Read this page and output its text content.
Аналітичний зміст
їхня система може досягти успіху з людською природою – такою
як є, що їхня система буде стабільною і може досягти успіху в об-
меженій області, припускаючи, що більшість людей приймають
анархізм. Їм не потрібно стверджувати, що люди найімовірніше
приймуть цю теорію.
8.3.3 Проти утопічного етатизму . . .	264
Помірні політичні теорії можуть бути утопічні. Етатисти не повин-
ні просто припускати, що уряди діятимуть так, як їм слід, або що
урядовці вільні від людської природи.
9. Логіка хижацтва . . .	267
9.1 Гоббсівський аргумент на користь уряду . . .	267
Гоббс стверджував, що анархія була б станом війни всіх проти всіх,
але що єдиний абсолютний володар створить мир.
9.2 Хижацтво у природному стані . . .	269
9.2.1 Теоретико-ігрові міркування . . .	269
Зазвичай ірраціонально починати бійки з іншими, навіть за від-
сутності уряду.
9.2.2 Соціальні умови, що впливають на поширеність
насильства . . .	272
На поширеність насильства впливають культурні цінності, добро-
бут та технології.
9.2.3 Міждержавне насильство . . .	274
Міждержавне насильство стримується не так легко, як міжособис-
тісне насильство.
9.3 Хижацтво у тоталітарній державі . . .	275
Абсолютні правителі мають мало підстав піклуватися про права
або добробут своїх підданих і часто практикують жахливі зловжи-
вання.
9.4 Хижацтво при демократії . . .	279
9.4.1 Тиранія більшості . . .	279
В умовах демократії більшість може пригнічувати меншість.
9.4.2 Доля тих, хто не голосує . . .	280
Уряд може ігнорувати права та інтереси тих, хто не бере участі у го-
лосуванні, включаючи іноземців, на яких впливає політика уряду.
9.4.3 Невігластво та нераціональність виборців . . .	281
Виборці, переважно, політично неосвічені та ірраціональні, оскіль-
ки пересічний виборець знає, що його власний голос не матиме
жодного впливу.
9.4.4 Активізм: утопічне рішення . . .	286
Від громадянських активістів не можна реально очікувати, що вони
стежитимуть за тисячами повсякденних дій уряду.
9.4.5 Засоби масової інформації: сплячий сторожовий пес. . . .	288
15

..........

◆ Set exercise ◆
Count every line above that holds the word "успіху", and state the number and nothing more.

◆ Answer to this task ◆
2